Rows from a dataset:
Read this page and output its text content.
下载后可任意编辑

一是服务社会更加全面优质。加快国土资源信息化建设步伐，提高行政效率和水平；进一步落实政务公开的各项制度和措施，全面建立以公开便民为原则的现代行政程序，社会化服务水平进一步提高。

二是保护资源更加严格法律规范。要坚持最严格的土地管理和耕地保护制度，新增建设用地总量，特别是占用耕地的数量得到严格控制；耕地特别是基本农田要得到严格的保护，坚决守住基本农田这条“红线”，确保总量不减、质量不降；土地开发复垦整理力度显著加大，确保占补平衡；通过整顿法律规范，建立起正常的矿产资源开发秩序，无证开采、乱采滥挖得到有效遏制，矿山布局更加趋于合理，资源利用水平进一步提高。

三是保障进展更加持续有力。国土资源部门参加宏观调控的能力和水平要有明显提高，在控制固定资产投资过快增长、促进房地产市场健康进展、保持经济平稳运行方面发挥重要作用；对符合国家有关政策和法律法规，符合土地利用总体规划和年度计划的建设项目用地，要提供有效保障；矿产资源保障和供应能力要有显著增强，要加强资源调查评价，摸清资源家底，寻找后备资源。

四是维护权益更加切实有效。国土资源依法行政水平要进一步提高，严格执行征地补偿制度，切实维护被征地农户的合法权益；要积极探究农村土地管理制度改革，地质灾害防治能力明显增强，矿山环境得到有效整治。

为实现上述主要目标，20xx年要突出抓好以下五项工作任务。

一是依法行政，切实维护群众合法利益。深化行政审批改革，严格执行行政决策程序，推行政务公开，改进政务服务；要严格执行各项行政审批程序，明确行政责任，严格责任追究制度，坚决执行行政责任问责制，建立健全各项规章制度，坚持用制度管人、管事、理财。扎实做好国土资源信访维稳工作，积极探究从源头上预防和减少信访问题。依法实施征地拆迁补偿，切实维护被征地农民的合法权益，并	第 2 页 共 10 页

### [DIRECTIVE]
Repeat the data precisely, line by line.

### [RESPONSE TO THE EXERCISE]
Read this page and output its text content.
下载后可任意编辑

一是服务社会更加全面优质。加快国土资源信息化建设步伐，提高行政效率和水平；进一步落实政务公开的各项制度和措施，全面建立以公开便民为原则的现代行政程序，社会化服务水平进一步提高。

二是保护资源更加严格法律规范。要坚持最严格的土地管理和耕地保护制度，新增建设用地总量，特别是占用耕地的数量得到严格控制；耕地特别是基本农田要得到严格的保护，坚决守住基本农田这条“红线”，确保总量不减、质量不降；土地开发复垦整理力度显著加大，确保占补平衡；通过整顿法律规范，建立起正常的矿产资源开发秩序，无证开采、乱采滥挖得到有效遏制，矿山布局更加趋于合理，资源利用水平进一步提高。

三是保障进展更加持续有力。国土资源部门参加宏观调控的能力和水平要有明显提高，在控制固定资产投资过快增长、促进房地产市场健康进展、保持经济平稳运行方面发挥重要作用；对符合国家有关政策和法律法规，符合土地利用总体规划和年度计划的建设项目用地，要提供有效保障；矿产资源保障和供应能力要有显著增强，要加强资源调查评价，摸清资源家底，寻找后备资源。

四是维护权益更加切实有效。国土资源依法行政水平要进一步提高，严格执行征地补偿制度，切实维护被征地农户的合法权益；要积极探究农村土地管理制度改革，地质灾害防治能力明显增强，矿山环境得到有效整治。

为实现上述主要目标，20xx年要突出抓好以下五项工作任务。

一是依法行政，切实维护群众合法利益。深化行政审批改革，严格执行行政决策程序，推行政务公开，改进政务服务；要严格执行各项行政审批程序，明确行政责任，严格责任追究制度，坚决执行行政责任问责制，建立健全各项规章制度，坚持用制度管人、管事、理财。扎实做好国土资源信访维稳工作，积极探究从源头上预防和减少信访问题。依法实施征地拆迁补偿，切实维护被征地农民的合法权益，并	第 2 页 共 10 页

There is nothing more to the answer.